*Exercise materials*.
## START

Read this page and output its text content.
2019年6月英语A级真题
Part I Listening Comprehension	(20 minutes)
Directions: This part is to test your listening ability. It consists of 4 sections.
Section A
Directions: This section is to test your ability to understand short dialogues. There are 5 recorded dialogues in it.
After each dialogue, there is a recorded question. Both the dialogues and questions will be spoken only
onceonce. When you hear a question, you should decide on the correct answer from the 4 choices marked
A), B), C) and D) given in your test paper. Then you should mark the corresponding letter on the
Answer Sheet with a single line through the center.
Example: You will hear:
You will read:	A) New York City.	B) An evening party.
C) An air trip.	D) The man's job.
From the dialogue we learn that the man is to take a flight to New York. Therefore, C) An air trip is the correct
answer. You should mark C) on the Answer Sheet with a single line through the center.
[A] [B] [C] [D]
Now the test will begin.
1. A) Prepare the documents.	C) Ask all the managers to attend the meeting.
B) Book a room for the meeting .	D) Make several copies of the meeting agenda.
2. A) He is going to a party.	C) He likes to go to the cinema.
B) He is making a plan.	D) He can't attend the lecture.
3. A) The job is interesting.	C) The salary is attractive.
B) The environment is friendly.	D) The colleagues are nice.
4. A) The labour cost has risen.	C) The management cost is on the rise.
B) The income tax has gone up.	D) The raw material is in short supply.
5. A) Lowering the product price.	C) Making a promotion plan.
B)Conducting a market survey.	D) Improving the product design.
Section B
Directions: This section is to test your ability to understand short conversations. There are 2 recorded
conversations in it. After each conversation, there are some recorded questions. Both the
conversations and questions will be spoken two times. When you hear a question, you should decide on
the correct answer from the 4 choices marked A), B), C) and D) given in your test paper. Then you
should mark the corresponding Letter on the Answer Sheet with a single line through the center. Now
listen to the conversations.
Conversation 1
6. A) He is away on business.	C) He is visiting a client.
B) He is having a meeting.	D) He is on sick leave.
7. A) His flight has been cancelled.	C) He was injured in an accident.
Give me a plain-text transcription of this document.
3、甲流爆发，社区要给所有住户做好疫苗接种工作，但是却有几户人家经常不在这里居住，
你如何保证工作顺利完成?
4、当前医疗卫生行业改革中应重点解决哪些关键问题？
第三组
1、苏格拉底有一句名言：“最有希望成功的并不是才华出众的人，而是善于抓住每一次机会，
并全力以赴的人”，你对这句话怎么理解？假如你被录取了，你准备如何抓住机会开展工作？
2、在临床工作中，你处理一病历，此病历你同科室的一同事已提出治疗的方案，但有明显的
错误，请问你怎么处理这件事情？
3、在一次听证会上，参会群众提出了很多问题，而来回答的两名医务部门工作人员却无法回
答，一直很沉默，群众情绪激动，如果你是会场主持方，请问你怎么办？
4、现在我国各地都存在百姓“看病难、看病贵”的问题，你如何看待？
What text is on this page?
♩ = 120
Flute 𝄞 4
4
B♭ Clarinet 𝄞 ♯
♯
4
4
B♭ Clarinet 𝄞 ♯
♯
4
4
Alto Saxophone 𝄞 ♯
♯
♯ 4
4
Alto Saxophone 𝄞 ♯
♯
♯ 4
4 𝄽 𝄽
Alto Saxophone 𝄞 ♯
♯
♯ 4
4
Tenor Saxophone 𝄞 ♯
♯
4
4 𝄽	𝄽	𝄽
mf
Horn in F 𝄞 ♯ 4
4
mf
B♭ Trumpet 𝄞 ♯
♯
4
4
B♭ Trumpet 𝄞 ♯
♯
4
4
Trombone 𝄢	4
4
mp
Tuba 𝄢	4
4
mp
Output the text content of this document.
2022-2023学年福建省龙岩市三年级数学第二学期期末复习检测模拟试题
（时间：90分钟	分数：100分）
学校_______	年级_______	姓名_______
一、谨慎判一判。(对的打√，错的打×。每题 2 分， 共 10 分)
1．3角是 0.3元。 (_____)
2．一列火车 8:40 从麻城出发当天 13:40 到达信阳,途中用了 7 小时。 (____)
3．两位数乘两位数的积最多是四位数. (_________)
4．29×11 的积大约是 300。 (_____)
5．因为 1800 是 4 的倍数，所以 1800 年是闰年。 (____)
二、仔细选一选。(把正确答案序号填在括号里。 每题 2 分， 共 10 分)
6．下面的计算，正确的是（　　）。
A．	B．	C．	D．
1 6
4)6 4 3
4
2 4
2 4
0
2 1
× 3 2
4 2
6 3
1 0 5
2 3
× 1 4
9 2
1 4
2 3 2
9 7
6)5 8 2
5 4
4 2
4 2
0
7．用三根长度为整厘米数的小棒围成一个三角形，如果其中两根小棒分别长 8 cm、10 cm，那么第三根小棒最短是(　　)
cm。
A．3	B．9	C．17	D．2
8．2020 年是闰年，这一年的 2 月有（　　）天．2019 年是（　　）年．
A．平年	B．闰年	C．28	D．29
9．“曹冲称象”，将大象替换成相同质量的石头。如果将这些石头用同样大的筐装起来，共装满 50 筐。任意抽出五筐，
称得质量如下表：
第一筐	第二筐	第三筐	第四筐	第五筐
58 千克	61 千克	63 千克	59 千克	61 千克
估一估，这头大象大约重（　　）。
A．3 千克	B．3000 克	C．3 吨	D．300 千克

## END

*Directions*.
Return every entry verbatim.

*Result of the task*.
Read this page and output its text content.
2019年6月英语A级真题
Part I Listening Comprehension	(20 minutes)
Directions: This part is to test your listening ability. It consists of 4 sections.
Section A
Directions: This section is to test your ability to understand short dialogues. There are 5 recorded dialogues in it.
After each dialogue, there is a recorded question. Both the dialogues and questions will be spoken only
onceonce. When you hear a question, you should decide on the correct answer from the 4 choices marked
A), B), C) and D) given in your test paper. Then you should mark the corresponding letter on the
Answer Sheet with a single line through the center.
Example: You will hear:
You will read:	A) New York City.	B) An evening party.
C) An air trip.	D) The man's job.
From the dialogue we learn that the man is to take a flight to New York. Therefore, C) An air trip is the correct
answer. You should mark C) on the Answer Sheet with a single line through the center.
[A] [B] [C] [D]
Now the test will begin.
1. A) Prepare the documents.	C) Ask all the managers to attend the meeting.
B) Book a room for the meeting .	D) Make several copies of the meeting agenda.
2. A) He is going to a party.	C) He likes to go to the cinema.
B) He is making a plan.	D) He can't attend the lecture.
3. A) The job is interesting.	C) The salary is attractive.
B) The environment is friendly.	D) The colleagues are nice.
4. A) The labour cost has risen.	C) The management cost is on the rise.
B) The income tax has gone up.	D) The raw material is in short supply.
5. A) Lowering the product price.	C) Making a promotion plan.
B)Conducting a market survey.	D) Improving the product design.
Section B
Directions: This section is to test your ability to understand short conversations. There are 2 recorded
conversations in it. After each conversation, there are some recorded questions. Both the
conversations and questions will be spoken two times. When you hear a question, you should decide on
the correct answer from the 4 choices marked A), B), C) and D) given in your test paper. Then you
should mark the corresponding Letter on the Answer Sheet with a single line through the center. Now
listen to the conversations.
Conversation 1
6. A) He is away on business.	C) He is visiting a client.
B) He is having a meeting.	D) He is on sick leave.
7. A) His flight has been cancelled.	C) He was injured in an accident.
Give me a plain-text transcription of this document.
3、甲流爆发，社区要给所有住户做好疫苗接种工作，但是却有几户人家经常不在这里居住，
你如何保证工作顺利完成?
4、当前医疗卫生行业改革中应重点解决哪些关键问题？
第三组
1、苏格拉底有一句名言：“最有希望成功的并不是才华出众的人，而是善于抓住每一次机会，
并全力以赴的人”，你对这句话怎么理解？假如你被录取了，你准备如何抓住机会开展工作？
2、在临床工作中，你处理一病历，此病历你同科室的一同事已提出治疗的方案，但有明显的
错误，请问你怎么处理这件事情？
3、在一次听证会上，参会群众提出了很多问题，而来回答的两名医务部门工作人员却无法回
答，一直很沉默，群众情绪激动，如果你是会场主持方，请问你怎么办？
4、现在我国各地都存在百姓“看病难、看病贵”的问题，你如何看待？
What text is on this page?
♩ = 120
Flute 𝄞 4
4
B♭ Clarinet 𝄞 ♯
♯
4
4
B♭ Clarinet 𝄞 ♯
♯
4
4
Alto Saxophone 𝄞 ♯
♯
♯ 4
4
Alto Saxophone 𝄞 ♯
♯
♯ 4
4 𝄽 𝄽
Alto Saxophone 𝄞 ♯
♯
♯ 4
4
Tenor Saxophone 𝄞 ♯
♯
4
4 𝄽	𝄽	𝄽
mf
Horn in F 𝄞 ♯ 4
4
mf
B♭ Trumpet 𝄞 ♯
♯
4
4
B♭ Trumpet 𝄞 ♯
♯
4
4
Trombone 𝄢	4
4
mp
Tuba 𝄢	4
4
mp
Output the text content of this document.
2022-2023学年福建省龙岩市三年级数学第二学期期末复习检测模拟试题
（时间：90分钟	分数：100分）
学校_______	年级_______	姓名_______
一、谨慎判一判。(对的打√，错的打×。每题 2 分， 共 10 分)
1．3角是 0.3元。 (_____)
2．一列火车 8:40 从麻城出发当天 13:40 到达信阳,途中用了 7 小时。 (____)
3．两位数乘两位数的积最多是四位数. (_________)
4．29×11 的积大约是 300。 (_____)
5．因为 1800 是 4 的倍数，所以 1800 年是闰年。 (____)
二、仔细选一选。(把正确答案序号填在括号里。 每题 2 分， 共 10 分)
6．下面的计算，正确的是（　　）。
A．	B．	C．	D．
1 6
4)6 4 3
4
2 4
2 4
0
2 1
× 3 2
4 2
6 3
1 0 5
2 3
× 1 4
9 2
1 4
2 3 2
9 7
6)5 8 2
5 4
4 2
4 2
0
7．用三根长度为整厘米数的小棒围成一个三角形，如果其中两根小棒分别长 8 cm、10 cm，那么第三根小棒最短是(　　)
cm。
A．3	B．9	C．17	D．2
8．2020 年是闰年，这一年的 2 月有（　　）天．2019 年是（　　）年．
A．平年	B．闰年	C．28	D．29
9．“曹冲称象”，将大象替换成相同质量的石头。如果将这些石头用同样大的筐装起来，共装满 50 筐。任意抽出五筐，
称得质量如下表：
第一筐	第二筐	第三筐	第四筐	第五筐
58 千克	61 千克	63 千克	59 千克	61 千克
估一估，这头大象大约重（　　）。
A．3 千克	B．3000 克	C．3 吨	D．300 千克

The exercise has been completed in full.